Input Specification:
Each input file contains one test case. Each case starts with two positive integers \(N\ (≤10^4)\), the number of records, and \(K\ (≤8×10^4)\) the number of queries. Then N lines follow, each gives a record in the format:
plate_number hh:mm:ss status
where plate_number
is a string of 7 English capital letters or 1-digit numbers; hh:mm:ss
represents the time point in a day by hour:minute:second, with the earliest time being 00:00:00
and the latest 23:59:59
; and status
is either in
or out
.
Note that all times will be within a single day. Each in
record is paired with the chronologically next record for the same car provided it is an out
record. Any in
records that are not paired with an out
record are ignored, as are out
records not paired with an in
record. It is guaranteed that at least one car is well paired in the input, and no car is both in
and out
at the same moment. Times are recorded using a 24-hour clock.
Then K lines of queries follow, each gives a time point in the format hh:mm:ss
. Note: the queries are given in ascending order of the times.
Output Specification:
For each query, output in a line the total number of cars parking on campus. The last line of output is supposed to give the plate number of the car that has parked for the longest time period, and the corresponding time length. If such a car is not unique, then output all of their plate numbers in a line in alphabetical order, separated by a space.

DATASET RECORDS:

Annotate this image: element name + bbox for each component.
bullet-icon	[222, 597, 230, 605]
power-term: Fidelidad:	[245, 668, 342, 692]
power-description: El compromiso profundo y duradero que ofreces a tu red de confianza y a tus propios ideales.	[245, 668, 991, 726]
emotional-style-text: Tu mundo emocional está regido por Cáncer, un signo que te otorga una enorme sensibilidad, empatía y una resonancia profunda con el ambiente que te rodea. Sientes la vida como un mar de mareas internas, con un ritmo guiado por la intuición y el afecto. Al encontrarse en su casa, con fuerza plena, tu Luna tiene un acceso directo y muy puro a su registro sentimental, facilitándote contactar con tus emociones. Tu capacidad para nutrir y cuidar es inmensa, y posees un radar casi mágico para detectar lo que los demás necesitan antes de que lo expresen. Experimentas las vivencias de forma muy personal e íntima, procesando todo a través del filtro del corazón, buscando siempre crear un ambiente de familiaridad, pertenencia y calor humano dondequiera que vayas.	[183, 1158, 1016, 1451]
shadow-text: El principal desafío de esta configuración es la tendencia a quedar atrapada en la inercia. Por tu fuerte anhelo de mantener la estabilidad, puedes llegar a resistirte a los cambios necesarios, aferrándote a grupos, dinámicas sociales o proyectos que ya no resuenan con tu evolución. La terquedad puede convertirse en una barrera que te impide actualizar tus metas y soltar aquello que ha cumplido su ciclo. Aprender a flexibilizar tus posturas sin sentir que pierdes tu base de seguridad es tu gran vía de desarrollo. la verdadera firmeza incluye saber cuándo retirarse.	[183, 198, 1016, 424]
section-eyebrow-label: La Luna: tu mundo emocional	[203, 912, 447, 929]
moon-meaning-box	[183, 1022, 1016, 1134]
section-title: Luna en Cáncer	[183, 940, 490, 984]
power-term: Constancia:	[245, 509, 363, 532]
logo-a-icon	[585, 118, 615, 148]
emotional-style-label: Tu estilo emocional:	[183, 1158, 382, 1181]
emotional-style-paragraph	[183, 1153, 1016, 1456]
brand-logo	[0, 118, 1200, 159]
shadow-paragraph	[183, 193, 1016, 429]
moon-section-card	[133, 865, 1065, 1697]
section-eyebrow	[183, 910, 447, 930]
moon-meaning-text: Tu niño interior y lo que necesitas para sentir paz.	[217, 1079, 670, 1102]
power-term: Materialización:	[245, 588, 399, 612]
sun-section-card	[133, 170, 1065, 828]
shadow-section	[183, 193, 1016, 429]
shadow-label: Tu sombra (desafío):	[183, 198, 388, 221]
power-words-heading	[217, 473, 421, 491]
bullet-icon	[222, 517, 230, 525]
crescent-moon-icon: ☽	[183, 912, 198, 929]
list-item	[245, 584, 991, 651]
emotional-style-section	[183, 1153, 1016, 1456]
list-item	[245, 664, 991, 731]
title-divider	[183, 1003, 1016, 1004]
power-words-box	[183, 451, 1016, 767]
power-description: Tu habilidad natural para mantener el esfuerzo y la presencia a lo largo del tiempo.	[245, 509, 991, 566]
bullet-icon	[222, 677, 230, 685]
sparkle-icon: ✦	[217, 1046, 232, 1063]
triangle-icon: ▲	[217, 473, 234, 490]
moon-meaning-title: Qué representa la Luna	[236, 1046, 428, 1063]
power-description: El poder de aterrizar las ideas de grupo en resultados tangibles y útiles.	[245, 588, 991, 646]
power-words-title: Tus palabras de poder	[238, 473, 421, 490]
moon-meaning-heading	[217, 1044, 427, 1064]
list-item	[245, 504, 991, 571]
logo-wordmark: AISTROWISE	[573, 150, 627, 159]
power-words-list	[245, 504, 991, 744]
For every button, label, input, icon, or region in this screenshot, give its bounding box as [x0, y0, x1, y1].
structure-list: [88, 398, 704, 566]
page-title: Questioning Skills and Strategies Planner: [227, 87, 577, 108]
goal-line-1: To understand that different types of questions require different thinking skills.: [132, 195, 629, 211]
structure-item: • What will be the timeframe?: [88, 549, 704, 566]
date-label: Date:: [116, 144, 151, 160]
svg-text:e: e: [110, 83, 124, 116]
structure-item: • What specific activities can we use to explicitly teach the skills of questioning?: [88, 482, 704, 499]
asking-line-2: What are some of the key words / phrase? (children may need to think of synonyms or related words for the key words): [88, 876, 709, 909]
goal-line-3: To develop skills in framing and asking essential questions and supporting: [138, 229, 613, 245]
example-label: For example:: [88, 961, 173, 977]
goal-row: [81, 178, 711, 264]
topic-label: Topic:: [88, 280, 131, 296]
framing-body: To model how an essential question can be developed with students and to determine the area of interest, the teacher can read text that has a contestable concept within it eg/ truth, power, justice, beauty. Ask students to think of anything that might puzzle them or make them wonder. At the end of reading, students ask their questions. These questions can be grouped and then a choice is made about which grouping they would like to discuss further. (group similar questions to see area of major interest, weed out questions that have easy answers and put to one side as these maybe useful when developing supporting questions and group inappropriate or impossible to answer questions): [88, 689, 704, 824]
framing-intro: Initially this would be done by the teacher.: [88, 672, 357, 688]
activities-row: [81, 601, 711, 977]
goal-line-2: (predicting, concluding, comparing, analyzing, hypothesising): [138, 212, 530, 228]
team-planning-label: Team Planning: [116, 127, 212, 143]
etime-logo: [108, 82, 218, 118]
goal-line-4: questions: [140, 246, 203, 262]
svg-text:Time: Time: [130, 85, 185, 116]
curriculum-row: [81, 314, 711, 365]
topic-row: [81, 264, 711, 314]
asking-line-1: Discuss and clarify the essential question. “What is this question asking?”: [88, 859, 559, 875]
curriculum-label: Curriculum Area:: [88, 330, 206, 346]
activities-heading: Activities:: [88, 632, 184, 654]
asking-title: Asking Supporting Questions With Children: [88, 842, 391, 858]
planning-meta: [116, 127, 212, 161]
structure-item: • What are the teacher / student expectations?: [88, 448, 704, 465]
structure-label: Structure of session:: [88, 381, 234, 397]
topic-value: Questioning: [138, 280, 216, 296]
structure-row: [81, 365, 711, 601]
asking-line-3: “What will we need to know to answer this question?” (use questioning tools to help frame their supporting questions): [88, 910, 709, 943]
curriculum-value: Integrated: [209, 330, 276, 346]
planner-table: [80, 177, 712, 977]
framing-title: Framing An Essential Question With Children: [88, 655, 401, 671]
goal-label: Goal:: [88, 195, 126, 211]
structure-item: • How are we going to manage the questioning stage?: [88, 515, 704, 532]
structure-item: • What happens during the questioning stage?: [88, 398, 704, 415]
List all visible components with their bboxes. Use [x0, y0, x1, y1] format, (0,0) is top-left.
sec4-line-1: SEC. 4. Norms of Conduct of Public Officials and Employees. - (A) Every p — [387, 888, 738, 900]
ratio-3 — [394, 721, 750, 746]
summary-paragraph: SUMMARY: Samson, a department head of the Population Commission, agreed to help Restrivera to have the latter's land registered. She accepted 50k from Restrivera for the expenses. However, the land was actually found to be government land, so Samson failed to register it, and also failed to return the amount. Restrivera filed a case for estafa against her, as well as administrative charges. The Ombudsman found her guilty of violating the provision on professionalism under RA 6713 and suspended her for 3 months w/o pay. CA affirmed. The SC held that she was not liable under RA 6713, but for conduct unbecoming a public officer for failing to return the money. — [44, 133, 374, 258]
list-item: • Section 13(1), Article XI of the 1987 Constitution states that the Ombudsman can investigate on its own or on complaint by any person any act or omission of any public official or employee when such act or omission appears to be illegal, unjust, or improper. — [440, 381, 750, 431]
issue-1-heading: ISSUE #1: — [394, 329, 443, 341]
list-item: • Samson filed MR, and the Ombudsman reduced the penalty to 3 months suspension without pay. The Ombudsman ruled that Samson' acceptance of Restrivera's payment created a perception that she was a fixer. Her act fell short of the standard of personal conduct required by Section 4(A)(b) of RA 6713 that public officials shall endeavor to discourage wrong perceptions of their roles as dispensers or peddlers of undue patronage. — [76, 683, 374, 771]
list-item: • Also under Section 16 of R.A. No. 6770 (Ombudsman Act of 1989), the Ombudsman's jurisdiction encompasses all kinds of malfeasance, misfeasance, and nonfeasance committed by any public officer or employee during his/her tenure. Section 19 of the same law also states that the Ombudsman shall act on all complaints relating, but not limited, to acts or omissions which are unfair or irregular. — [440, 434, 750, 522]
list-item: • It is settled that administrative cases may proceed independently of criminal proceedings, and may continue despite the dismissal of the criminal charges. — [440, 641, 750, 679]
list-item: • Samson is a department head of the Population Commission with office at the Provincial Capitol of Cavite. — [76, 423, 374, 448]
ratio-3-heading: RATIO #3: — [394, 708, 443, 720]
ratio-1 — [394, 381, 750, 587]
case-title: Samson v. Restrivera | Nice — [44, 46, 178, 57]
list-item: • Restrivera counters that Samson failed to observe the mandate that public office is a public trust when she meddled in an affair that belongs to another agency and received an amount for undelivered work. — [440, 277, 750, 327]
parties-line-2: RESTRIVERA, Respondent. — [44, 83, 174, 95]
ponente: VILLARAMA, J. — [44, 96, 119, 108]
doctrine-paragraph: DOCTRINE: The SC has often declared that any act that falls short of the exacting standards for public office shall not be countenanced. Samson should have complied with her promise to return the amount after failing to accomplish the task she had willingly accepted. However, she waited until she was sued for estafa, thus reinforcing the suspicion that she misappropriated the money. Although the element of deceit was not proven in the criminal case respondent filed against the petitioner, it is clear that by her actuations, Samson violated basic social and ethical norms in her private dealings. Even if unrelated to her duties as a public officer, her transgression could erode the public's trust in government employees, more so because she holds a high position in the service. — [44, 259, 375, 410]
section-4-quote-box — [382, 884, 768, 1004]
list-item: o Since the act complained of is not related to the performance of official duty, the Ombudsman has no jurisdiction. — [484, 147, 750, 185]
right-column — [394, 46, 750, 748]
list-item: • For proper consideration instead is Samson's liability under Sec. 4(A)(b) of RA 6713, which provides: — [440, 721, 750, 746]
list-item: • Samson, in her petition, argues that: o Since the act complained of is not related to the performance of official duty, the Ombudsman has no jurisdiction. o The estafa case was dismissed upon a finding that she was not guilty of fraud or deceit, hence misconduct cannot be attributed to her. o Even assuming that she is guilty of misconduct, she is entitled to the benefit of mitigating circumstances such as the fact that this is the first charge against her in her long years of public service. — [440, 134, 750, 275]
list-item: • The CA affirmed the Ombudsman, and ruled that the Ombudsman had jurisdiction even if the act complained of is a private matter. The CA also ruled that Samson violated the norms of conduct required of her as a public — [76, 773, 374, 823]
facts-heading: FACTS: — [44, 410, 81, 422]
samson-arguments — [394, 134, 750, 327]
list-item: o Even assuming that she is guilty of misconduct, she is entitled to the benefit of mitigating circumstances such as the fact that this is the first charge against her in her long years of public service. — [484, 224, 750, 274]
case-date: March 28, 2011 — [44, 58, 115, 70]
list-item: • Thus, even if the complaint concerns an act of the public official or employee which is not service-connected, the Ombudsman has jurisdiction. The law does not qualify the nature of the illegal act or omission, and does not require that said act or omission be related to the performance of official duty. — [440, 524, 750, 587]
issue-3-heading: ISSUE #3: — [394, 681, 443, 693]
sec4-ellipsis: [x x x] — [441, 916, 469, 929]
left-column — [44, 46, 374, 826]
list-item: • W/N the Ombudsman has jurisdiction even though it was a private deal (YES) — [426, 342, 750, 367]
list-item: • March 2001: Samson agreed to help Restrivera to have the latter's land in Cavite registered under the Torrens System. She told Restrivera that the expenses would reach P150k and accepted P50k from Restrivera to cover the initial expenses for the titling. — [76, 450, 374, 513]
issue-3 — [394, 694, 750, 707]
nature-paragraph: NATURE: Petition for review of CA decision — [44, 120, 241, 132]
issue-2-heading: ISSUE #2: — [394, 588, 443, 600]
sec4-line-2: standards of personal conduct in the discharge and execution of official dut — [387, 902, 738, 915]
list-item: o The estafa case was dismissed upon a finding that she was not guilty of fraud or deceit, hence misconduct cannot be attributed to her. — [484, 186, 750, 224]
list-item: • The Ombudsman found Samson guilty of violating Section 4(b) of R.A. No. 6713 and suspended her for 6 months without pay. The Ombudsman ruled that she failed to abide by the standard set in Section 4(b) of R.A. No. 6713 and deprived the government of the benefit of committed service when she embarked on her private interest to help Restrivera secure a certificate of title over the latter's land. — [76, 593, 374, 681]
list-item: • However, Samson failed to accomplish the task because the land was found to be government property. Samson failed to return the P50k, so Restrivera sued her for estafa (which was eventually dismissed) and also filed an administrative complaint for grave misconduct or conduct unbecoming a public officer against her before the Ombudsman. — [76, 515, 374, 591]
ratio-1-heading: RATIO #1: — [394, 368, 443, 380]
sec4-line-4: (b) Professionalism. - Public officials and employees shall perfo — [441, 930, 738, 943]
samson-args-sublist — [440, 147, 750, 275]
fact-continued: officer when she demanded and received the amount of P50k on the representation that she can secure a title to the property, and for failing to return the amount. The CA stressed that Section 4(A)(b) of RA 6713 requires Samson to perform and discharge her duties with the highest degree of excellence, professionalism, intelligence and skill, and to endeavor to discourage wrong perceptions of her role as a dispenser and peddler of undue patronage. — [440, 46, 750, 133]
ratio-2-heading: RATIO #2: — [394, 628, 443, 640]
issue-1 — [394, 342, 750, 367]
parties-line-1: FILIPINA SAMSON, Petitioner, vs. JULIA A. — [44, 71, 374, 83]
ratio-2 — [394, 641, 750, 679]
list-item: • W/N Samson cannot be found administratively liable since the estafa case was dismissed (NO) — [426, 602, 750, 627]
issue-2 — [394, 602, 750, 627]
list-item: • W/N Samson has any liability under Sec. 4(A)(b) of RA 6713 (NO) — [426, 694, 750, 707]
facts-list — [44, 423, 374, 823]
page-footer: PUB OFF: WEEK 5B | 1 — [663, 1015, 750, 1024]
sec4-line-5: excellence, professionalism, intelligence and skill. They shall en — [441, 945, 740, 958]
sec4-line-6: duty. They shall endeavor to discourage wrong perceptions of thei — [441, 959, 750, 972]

PARTS OF THE EXERCISE:
1. Rewrite the parking specification starting at "Then K lines" and ending at "by a space.", swapping in "lexicographic" wherever "alphabetical" appears.
2. Answer these questions from the parking specification:
(a) What is the upper bound on N?
(b) How many characters make up a plate number?
(c) In what order are the queries given?
3. Write what follows the final sentence of the parking specification.
The records have no connection to the parking specification.

THE REPLIES:
1.
Then K lines of queries follow, each gives a time point in the format hh:mm:ss
. Note: the queries are given in ascending order of the times.
Output Specification:
For each query, output in a line the total number of cars parking on campus. The last line of output is supposed to give the plate number of the car that has parked for the longest time period, and the corresponding time length. If such a car is not unique, then output all of their plate numbers in a line in lexicographic order, separated by a space.

2.
(a) 10^4
(b) 7
(c) In ascending order of the times

3.
Sample Input:
16 7
JH007BD 18:00:01 in
ZD00001 11:30:08 out
DB8888A 13:00:00 out
ZA3Q625 23:59:50 out
ZA133CH 10:23:00 in
ZD00001 04:09:59 in
JH007BD 05:09:59 in
ZA3Q625 11:42:01 out
JH007BD 05:10:33 in
ZA3Q625 06:30:50 in
JH007BD 12:23:42 out
ZA3Q625 23:55:00 in
JH007BD 12:24:23 out
ZA133CH 17:11:22 out
JH007BD 18:07:01 out
DB8888A 06:30:50 in
05:10:00
06:30:50
11:00:00
12:23:42
14:00:00
18:00:00
23:59:00
Sample Output:
1
4
5
2
1
0
1
JH007BD ZD00001 07:20:09
较低质量的AC的代码
#include <bits/stdc++.h>
using namespace std;
const static int MAXN = 10001,MAXK = 80001,DAYTIME=24*60*60+1;
array<int,DAYTIME> sslist;
void ssadd(int s,int e){
for(int i=s;i<e;i++){
sslist[i]+=1;
}
}
class times{
public:
int hh,mm,ss;
bool of;//in true; out false
times(){
}
int operator-(times t){
return 60*60*hh+60*mm+ss-60*60*t.hh-60*t.mm-t.ss;
}
int tos(){
return 60*60*hh+60*mm+ss;
}
};
bool cmp1(times a,times b){
if(a.hh==b.hh){
return a.mm ==b.mm ?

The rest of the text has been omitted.